Requirement
Exactly reproduce the lines that follow.

Exercise materials
————————

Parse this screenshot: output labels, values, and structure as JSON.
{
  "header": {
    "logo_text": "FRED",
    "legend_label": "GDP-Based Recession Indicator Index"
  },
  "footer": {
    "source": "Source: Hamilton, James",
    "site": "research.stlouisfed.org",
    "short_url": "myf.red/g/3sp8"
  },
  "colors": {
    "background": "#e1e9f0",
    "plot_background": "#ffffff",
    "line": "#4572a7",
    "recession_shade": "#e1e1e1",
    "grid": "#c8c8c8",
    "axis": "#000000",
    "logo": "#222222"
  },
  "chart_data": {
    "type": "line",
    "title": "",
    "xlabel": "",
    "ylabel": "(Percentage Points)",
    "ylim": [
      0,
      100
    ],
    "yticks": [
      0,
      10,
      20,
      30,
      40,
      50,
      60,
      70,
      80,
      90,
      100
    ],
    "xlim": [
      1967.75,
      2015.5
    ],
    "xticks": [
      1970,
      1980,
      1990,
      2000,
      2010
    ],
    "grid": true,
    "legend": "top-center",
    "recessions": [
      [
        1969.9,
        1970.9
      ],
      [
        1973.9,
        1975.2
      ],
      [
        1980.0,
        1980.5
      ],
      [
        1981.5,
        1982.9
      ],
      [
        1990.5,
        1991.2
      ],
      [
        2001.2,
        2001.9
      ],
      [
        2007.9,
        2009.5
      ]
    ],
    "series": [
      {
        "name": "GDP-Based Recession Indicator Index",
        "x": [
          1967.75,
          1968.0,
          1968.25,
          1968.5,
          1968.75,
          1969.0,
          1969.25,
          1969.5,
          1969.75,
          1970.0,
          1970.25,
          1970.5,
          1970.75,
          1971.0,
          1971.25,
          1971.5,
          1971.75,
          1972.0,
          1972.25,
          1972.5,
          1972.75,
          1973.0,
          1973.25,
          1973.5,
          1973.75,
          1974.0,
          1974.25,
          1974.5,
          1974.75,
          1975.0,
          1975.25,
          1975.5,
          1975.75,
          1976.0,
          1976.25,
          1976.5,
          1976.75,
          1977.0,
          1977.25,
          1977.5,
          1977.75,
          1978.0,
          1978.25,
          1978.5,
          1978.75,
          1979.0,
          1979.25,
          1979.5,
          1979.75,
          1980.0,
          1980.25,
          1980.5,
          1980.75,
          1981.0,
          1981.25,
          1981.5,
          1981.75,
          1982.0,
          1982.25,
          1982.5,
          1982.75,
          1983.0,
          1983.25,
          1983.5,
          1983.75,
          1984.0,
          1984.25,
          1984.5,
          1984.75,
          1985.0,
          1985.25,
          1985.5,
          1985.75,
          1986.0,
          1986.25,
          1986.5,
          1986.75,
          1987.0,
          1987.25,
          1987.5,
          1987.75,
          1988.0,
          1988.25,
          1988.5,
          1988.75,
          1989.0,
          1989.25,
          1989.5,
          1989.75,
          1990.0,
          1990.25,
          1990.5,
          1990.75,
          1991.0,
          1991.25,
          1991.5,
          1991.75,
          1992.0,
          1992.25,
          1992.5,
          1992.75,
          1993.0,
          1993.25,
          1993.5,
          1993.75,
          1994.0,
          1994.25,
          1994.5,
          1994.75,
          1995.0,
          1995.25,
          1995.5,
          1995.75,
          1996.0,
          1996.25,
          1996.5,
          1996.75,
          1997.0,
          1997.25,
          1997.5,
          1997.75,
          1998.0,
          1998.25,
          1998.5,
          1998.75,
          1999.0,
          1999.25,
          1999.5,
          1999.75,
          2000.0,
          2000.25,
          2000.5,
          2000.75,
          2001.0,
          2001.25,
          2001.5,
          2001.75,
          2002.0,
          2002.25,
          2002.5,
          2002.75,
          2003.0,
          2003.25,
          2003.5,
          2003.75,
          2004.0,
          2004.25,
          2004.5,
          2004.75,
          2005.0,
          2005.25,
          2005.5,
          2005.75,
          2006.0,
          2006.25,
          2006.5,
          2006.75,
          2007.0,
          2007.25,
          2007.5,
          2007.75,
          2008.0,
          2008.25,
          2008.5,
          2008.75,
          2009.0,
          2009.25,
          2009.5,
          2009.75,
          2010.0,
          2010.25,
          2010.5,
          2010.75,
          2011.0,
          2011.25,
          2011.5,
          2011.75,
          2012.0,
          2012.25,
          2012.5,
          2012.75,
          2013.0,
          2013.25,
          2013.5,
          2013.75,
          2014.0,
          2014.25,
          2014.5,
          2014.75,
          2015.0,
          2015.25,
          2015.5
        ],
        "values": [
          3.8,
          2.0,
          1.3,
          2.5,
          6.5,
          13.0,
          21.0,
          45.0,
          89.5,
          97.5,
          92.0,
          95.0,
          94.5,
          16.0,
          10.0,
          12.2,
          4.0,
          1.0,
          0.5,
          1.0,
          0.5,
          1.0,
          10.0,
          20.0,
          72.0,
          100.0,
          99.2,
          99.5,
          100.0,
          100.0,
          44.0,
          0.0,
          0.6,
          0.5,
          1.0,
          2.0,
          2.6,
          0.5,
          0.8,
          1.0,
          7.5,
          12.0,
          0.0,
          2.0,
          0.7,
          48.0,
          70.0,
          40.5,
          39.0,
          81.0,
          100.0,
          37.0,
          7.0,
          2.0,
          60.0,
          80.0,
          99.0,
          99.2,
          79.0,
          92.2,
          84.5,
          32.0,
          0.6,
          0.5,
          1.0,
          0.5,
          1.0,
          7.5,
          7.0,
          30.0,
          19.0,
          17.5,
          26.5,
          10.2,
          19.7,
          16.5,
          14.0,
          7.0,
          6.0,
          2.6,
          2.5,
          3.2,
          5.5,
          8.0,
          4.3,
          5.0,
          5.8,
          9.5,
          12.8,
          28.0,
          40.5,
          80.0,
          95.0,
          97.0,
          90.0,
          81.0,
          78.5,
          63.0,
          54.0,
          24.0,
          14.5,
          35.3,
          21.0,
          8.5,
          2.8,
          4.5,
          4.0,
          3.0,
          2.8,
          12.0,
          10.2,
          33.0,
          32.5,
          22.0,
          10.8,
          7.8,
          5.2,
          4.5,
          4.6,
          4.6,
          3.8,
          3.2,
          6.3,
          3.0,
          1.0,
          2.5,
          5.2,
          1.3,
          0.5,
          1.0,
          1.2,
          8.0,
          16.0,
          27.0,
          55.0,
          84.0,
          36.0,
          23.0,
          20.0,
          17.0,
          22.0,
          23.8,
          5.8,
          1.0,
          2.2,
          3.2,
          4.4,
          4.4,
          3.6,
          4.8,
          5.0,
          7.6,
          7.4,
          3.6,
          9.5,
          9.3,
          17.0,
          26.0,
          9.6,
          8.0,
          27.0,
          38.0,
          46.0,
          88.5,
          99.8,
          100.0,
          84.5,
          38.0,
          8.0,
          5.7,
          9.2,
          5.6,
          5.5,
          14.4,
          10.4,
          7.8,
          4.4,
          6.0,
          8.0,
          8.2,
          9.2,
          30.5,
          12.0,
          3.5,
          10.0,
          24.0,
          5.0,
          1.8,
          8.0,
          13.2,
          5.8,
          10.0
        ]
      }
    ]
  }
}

————————

Exercise solution
Parse this screenshot: output labels, values, and structure as JSON.
{
  "header": {
    "logo_text": "FRED",
    "legend_label": "GDP-Based Recession Indicator Index"
  },
  "footer": {
    "source": "Source: Hamilton, James",
    "site": "research.stlouisfed.org",
    "short_url": "myf.red/g/3sp8"
  },
  "colors": {
    "background": "#e1e9f0",
    "plot_background": "#ffffff",
    "line": "#4572a7",
    "recession_shade": "#e1e1e1",
    "grid": "#c8c8c8",
    "axis": "#000000",
    "logo": "#222222"
  },
  "chart_data": {
    "type": "line",
    "title": "",
    "xlabel": "",
    "ylabel": "(Percentage Points)",
    "ylim": [
      0,
      100
    ],
    "yticks": [
      0,
      10,
      20,
      30,
      40,
      50,
      60,
      70,
      80,
      90,
      100
    ],
    "xlim": [
      1967.75,
      2015.5
    ],
    "xticks": [
      1970,
      1980,
      1990,
      2000,
      2010
    ],
    "grid": true,
    "legend": "top-center",
    "recessions": [
      [
        1969.9,
        1970.9
      ],
      [
        1973.9,
        1975.2
      ],
      [
        1980.0,
        1980.5
      ],
      [
        1981.5,
        1982.9
      ],
      [
        1990.5,
        1991.2
      ],
      [
        2001.2,
        2001.9
      ],
      [
        2007.9,
        2009.5
      ]
    ],
    "series": [
      {
        "name": "GDP-Based Recession Indicator Index",
        "x": [
          1967.75,
          1968.0,
          1968.25,
          1968.5,
          1968.75,
          1969.0,
          1969.25,
          1969.5,
          1969.75,
          1970.0,
          1970.25,
          1970.5,
          1970.75,
          1971.0,
          1971.25,
          1971.5,
          1971.75,
          1972.0,
          1972.25,
          1972.5,
          1972.75,
          1973.0,
          1973.25,
          1973.5,
          1973.75,
          1974.0,
          1974.25,
          1974.5,
          1974.75,
          1975.0,
          1975.25,
          1975.5,
          1975.75,
          1976.0,
          1976.25,
          1976.5,
          1976.75,
          1977.0,
          1977.25,
          1977.5,
          1977.75,
          1978.0,
          1978.25,
          1978.5,
          1978.75,
          1979.0,
          1979.25,
          1979.5,
          1979.75,
          1980.0,
          1980.25,
          1980.5,
          1980.75,
          1981.0,
          1981.25,
          1981.5,
          1981.75,
          1982.0,
          1982.25,
          1982.5,
          1982.75,
          1983.0,
          1983.25,
          1983.5,
          1983.75,
          1984.0,
          1984.25,
          1984.5,
          1984.75,
          1985.0,
          1985.25,
          1985.5,
          1985.75,
          1986.0,
          1986.25,
          1986.5,
          1986.75,
          1987.0,
          1987.25,
          1987.5,
          1987.75,
          1988.0,
          1988.25,
          1988.5,
          1988.75,
          1989.0,
          1989.25,
          1989.5,
          1989.75,
          1990.0,
          1990.25,
          1990.5,
          1990.75,
          1991.0,
          1991.25,
          1991.5,
          1991.75,
          1992.0,
          1992.25,
          1992.5,
          1992.75,
          1993.0,
          1993.25,
          1993.5,
          1993.75,
          1994.0,
          1994.25,
          1994.5,
          1994.75,
          1995.0,
          1995.25,
          1995.5,
          1995.75,
          1996.0,
          1996.25,
          1996.5,
          1996.75,
          1997.0,
          1997.25,
          1997.5,
          1997.75,
          1998.0,
          1998.25,
          1998.5,
          1998.75,
          1999.0,
          1999.25,
          1999.5,
          1999.75,
          2000.0,
          2000.25,
          2000.5,
          2000.75,
          2001.0,
          2001.25,
          2001.5,
          2001.75,
          2002.0,
          2002.25,
          2002.5,
          2002.75,
          2003.0,
          2003.25,
          2003.5,
          2003.75,
          2004.0,
          2004.25,
          2004.5,
          2004.75,
          2005.0,
          2005.25,
          2005.5,
          2005.75,
          2006.0,
          2006.25,
          2006.5,
          2006.75,
          2007.0,
          2007.25,
          2007.5,
          2007.75,
          2008.0,
          2008.25,
          2008.5,
          2008.75,
          2009.0,
          2009.25,
          2009.5,
          2009.75,
          2010.0,
          2010.25,
          2010.5,
          2010.75,
          2011.0,
          2011.25,
          2011.5,
          2011.75,
          2012.0,
          2012.25,
          2012.5,
          2012.75,
          2013.0,
          2013.25,
          2013.5,
          2013.75,
          2014.0,
          2014.25,
          2014.5,
          2014.75,
          2015.0,
          2015.25,
          2015.5
        ],
        "values": [
          3.8,
          2.0,
          1.3,
          2.5,
          6.5,
          13.0,
          21.0,
          45.0,
          89.5,
          97.5,
          92.0,
          95.0,
          94.5,
          16.0,
          10.0,
          12.2,
          4.0,
          1.0,
          0.5,
          1.0,
          0.5,
          1.0,
          10.0,
          20.0,
          72.0,
          100.0,
          99.2,
          99.5,
          100.0,
          100.0,
          44.0,
          0.0,
          0.6,
          0.5,
          1.0,
          2.0,
          2.6,
          0.5,
          0.8,
          1.0,
          7.5,
          12.0,
          0.0,
          2.0,
          0.7,
          48.0,
          70.0,
          40.5,
          39.0,
          81.0,
          100.0,
          37.0,
          7.0,
          2.0,
          60.0,
          80.0,
          99.0,
          99.2,
          79.0,
          92.2,
          84.5,
          32.0,
          0.6,
          0.5,
          1.0,
          0.5,
          1.0,
          7.5,
          7.0,
          30.0,
          19.0,
          17.5,
          26.5,
          10.2,
          19.7,
          16.5,
          14.0,
          7.0,
          6.0,
          2.6,
          2.5,
          3.2,
          5.5,
          8.0,
          4.3,
          5.0,
          5.8,
          9.5,
          12.8,
          28.0,
          40.5,
          80.0,
          95.0,
          97.0,
          90.0,
          81.0,
          78.5,
          63.0,
          54.0,
          24.0,
          14.5,
          35.3,
          21.0,
          8.5,
          2.8,
          4.5,
          4.0,
          3.0,
          2.8,
          12.0,
          10.2,
          33.0,
          32.5,
          22.0,
          10.8,
          7.8,
          5.2,
          4.5,
          4.6,
          4.6,
          3.8,
          3.2,
          6.3,
          3.0,
          1.0,
          2.5,
          5.2,
          1.3,
          0.5,
          1.0,
          1.2,
          8.0,
          16.0,
          27.0,
          55.0,
          84.0,
          36.0,
          23.0,
          20.0,
          17.0,
          22.0,
          23.8,
          5.8,
          1.0,
          2.2,
          3.2,
          4.4,
          4.4,
          3.6,
          4.8,
          5.0,
          7.6,
          7.4,
          3.6,
          9.5,
          9.3,
          17.0,
          26.0,
          9.6,
          8.0,
          27.0,
          38.0,
          46.0,
          88.5,
          99.8,
          100.0,
          84.5,
          38.0,
          8.0,
          5.7,
          9.2,
          5.6,
          5.5,
          14.4,
          10.4,
          7.8,
          4.4,
          6.0,
          8.0,
          8.2,
          9.2,
          30.5,
          12.0,
          3.5,
          10.0,
          24.0,
          5.0,
          1.8,
          8.0,
          13.2,
          5.8,
          10.0
        ]
      }
    ]
  }
}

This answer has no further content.